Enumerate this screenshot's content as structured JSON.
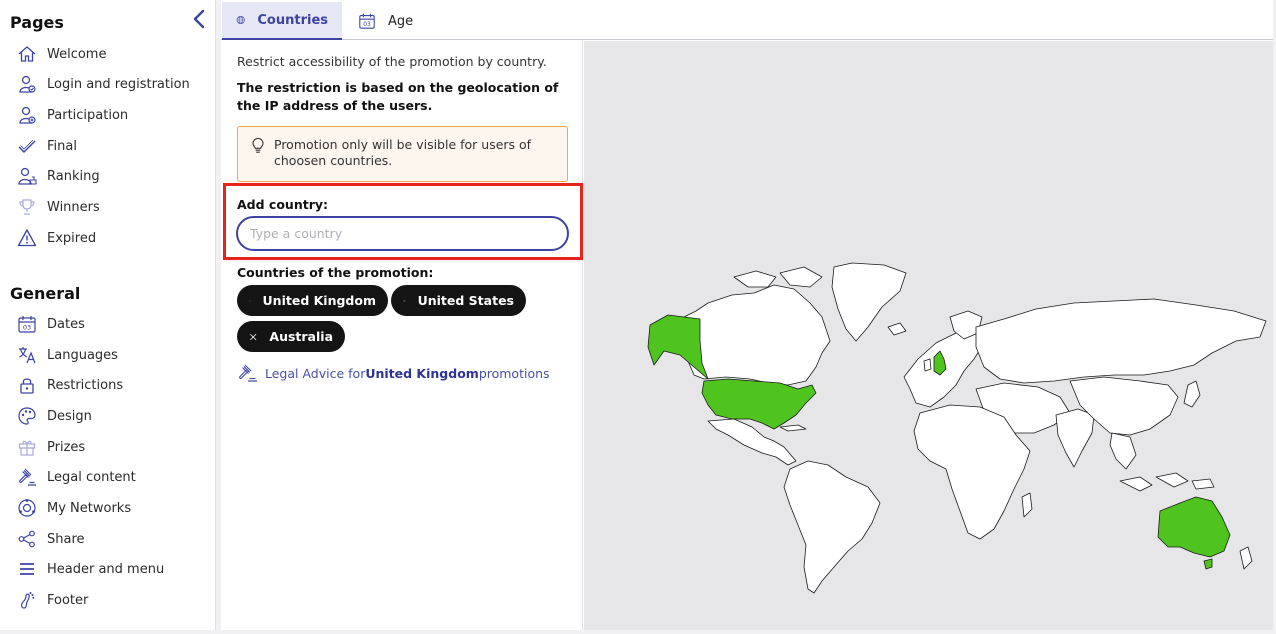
{
  "sidebar": {
    "pages_title": "Pages",
    "general_title": "General",
    "pages_items": [
      {
        "label": "Welcome",
        "icon": "home-icon"
      },
      {
        "label": "Login and registration",
        "icon": "user-login-icon"
      },
      {
        "label": "Participation",
        "icon": "user-add-icon"
      },
      {
        "label": "Final",
        "icon": "check-icon"
      },
      {
        "label": "Ranking",
        "icon": "ranking-icon"
      },
      {
        "label": "Winners",
        "icon": "trophy-icon"
      },
      {
        "label": "Expired",
        "icon": "warning-icon"
      }
    ],
    "general_items": [
      {
        "label": "Dates",
        "icon": "calendar-icon"
      },
      {
        "label": "Languages",
        "icon": "translate-icon"
      },
      {
        "label": "Restrictions",
        "icon": "lock-icon"
      },
      {
        "label": "Design",
        "icon": "palette-icon"
      },
      {
        "label": "Prizes",
        "icon": "gift-icon"
      },
      {
        "label": "Legal content",
        "icon": "gavel-icon"
      },
      {
        "label": "My Networks",
        "icon": "networks-icon"
      },
      {
        "label": "Share",
        "icon": "share-icon"
      },
      {
        "label": "Header and menu",
        "icon": "menu-icon"
      },
      {
        "label": "Footer",
        "icon": "footer-icon"
      }
    ]
  },
  "tabs": {
    "countries": "Countries",
    "age": "Age",
    "age_icon_day": "03"
  },
  "restrictions": {
    "intro": "Restrict accessibility of the promotion by country.",
    "intro_bold": "The restriction is based on the geolocation of the IP address of the users.",
    "notice": "Promotion only will be visible for users of choosen countries.",
    "add_label": "Add country:",
    "add_placeholder": "Type a country",
    "add_value": "",
    "countries_label": "Countries of the promotion:",
    "countries": [
      "United Kingdom",
      "United States",
      "Australia"
    ],
    "legal_prefix": "Legal Advice for ",
    "legal_country": "United Kingdom",
    "legal_suffix": " promotions"
  },
  "map": {
    "selected_color": "#4fc41f",
    "land_color": "#ffffff",
    "ocean_color": "#e6e6e8"
  },
  "theme": {
    "accent": "#3d43a3",
    "highlight": "#e8231b",
    "notice_border": "#f0a74a"
  }
}
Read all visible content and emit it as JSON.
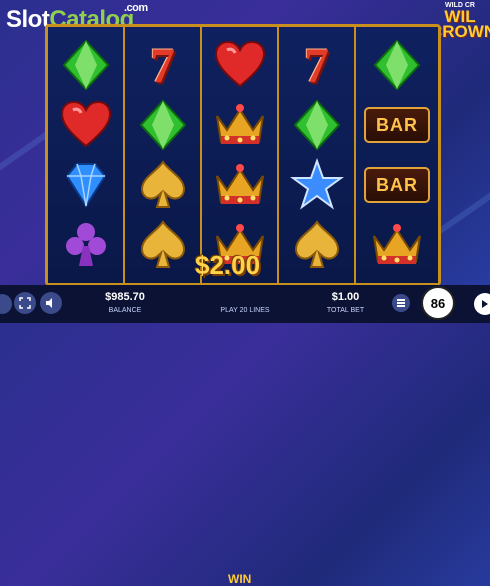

═══

GIVEN INSTRUCTION →
Restate each line of the records exactly; pictures do not belong in the copy.

OUTPUT FOR THIS EXERCISE →
Enumerate this screenshot's content as structured JSON.
{
  "sidebar": {
    "pages_title": "Pages",
    "general_title": "General",
    "pages_items": [
      {
        "label": "Welcome",
        "icon": "home-icon"
      },
      {
        "label": "Login and registration",
        "icon": "user-login-icon"
      },
      {
        "label": "Participation",
        "icon": "user-add-icon"
      },
      {
        "label": "Final",
        "icon": "check-icon"
      },
      {
        "label": "Ranking",
        "icon": "ranking-icon"
      },
      {
        "label": "Winners",
        "icon": "trophy-icon"
      },
      {
        "label": "Expired",
        "icon": "warning-icon"
      }
    ],
    "general_items": [
      {
        "label": "Dates",
        "icon": "calendar-icon"
      },
      {
        "label": "Languages",
        "icon": "translate-icon"
      },
      {
        "label": "Restrictions",
        "icon": "lock-icon"
      },
      {
        "label": "Design",
        "icon": "palette-icon"
      },
      {
        "label": "Prizes",
        "icon": "gift-icon"
      },
      {
        "label": "Legal content",
        "icon": "gavel-icon"
      },
      {
        "label": "My Networks",
        "icon": "networks-icon"
      },
      {
        "label": "Share",
        "icon": "share-icon"
      },
      {
        "label": "Header and menu",
        "icon": "menu-icon"
      },
      {
        "label": "Footer",
        "icon": "footer-icon"
      }
    ]
  },
  "tabs": {
    "countries": "Countries",
    "age": "Age",
    "age_icon_day": "03"
  },
  "restrictions": {
    "intro": "Restrict accessibility of the promotion by country.",
    "intro_bold": "The restriction is based on the geolocation of the IP address of the users.",
    "notice": "Promotion only will be visible for users of choosen countries.",
    "add_label": "Add country:",
    "add_placeholder": "Type a country",
    "add_value": "",
    "countries_label": "Countries of the promotion:",
    "countries": [
      "United Kingdom",
      "United States",
      "Australia"
    ],
    "legal_prefix": "Legal Advice for ",
    "legal_country": "United Kingdom",
    "legal_suffix": " promotions"
  },
  "map": {
    "selected_color": "#4fc41f",
    "land_color": "#ffffff",
    "ocean_color": "#e6e6e8"
  },
  "theme": {
    "accent": "#3d43a3",
    "highlight": "#e8231b",
    "notice_border": "#f0a74a"
  }
}
Read all visible content and emit it as JSON.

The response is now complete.